GIVEN TEXT:
The Supreme Court on Tuesday observed that a general ban on all online content about prenatal sex determination will curtail the fundamental right (right to know under Article 19 (1))to know of a genuine information-seeker who is driven by curiousity.
- Prenatal sex determination ads is an offence.
- But a general prohibitory order against all online information pertaining to sex determination is dangerous.
- It will be curtailing the right to know under Article 19 (1) (a) of the Constitution
The ban on sex determination advertisements under Section 22 of the Prenatal and Pre-Conception Sex Diagnostic Techniques Act is restricted only to paid advertisements. In February, the court ordered Google, Microsoft and Yahoo to immediately set up their own in-house expert bodies to keep tabs and delete prohibited online prenatal sex determination ads.
What is the Difference ?
- Distinction between the right to know of an information seeker and the purely commercial objectives of those who post online sex determination ads to make money.
- There should be a restriction on sex determination ads only.
Why banning the ads ?
- India’s sex ratio in children up to 6 years of age had dropped from 945 girls for every 1000 boys in 1991 to 927 girls in 2001, the year of the last census.
- The figure was less than 800 in several states, including affluent urban districts.

PROBLEMS AND TASKS:
1. Reproduce the part of the prenatal sex determination text from "- But a general" to "sex determination ads.".
2. For each statement, say yes or no to whether it agrees with the prenatal sex determination text, and quote the words of the text that decide it. (a) The ban under Section 22 of the Act applies only to paid advertisements. (b) The court ordered Google, Microsoft and Yahoo to set up in-house expert bodies in March. (c) The sex ratio in children up to 6 years of age fell to 927 girls for every 1000 boys in 2001.

RECORDED INFORMATION:
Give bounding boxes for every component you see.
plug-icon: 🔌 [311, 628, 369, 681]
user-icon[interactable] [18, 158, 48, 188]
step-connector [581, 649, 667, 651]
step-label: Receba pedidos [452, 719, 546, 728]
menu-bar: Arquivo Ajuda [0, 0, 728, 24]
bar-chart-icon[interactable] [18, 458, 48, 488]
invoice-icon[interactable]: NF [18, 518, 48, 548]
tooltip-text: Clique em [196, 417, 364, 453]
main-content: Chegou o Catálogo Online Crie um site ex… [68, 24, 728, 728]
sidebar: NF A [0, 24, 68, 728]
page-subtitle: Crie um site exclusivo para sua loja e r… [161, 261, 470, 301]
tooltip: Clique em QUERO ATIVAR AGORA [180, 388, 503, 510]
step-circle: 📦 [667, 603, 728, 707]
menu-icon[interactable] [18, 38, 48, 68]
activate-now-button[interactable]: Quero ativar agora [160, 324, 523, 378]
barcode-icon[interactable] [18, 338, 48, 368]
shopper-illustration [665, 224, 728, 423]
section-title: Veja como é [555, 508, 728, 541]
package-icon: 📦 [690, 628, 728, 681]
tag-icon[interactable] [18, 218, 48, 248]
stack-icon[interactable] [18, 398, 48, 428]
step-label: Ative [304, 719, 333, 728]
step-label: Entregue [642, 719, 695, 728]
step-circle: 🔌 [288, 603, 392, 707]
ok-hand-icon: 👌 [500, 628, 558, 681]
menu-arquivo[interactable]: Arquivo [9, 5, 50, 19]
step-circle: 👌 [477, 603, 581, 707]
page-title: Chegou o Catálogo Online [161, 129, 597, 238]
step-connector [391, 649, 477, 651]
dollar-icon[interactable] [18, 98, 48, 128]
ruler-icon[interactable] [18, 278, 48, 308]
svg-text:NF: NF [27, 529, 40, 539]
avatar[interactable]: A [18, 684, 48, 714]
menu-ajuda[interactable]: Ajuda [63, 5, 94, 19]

WRITTEN ANSWERS:
1.
- But a general prohibitory order against all online information pertaining to sex determination is dangerous.
- It will be curtailing the right to know under Article 19 (1) (a) of the Constitution
The ban on sex determination advertisements under Section 22 of the Prenatal and Pre-Conception Sex Diagnostic Techniques Act is restricted only to paid advertisements. In February, the court ordered Google, Microsoft and Yahoo to immediately set up their own in-house expert bodies to keep tabs and delete prohibited online prenatal sex determination ads.

2.
(a) Yes: "is restricted only to paid advertisements"
(b) No: "In February, the court ordered Google, Microsoft and Yahoo"
(c) Yes: "had dropped from 945 girls for every 1000 boys in 1991 to 927 girls in 2001"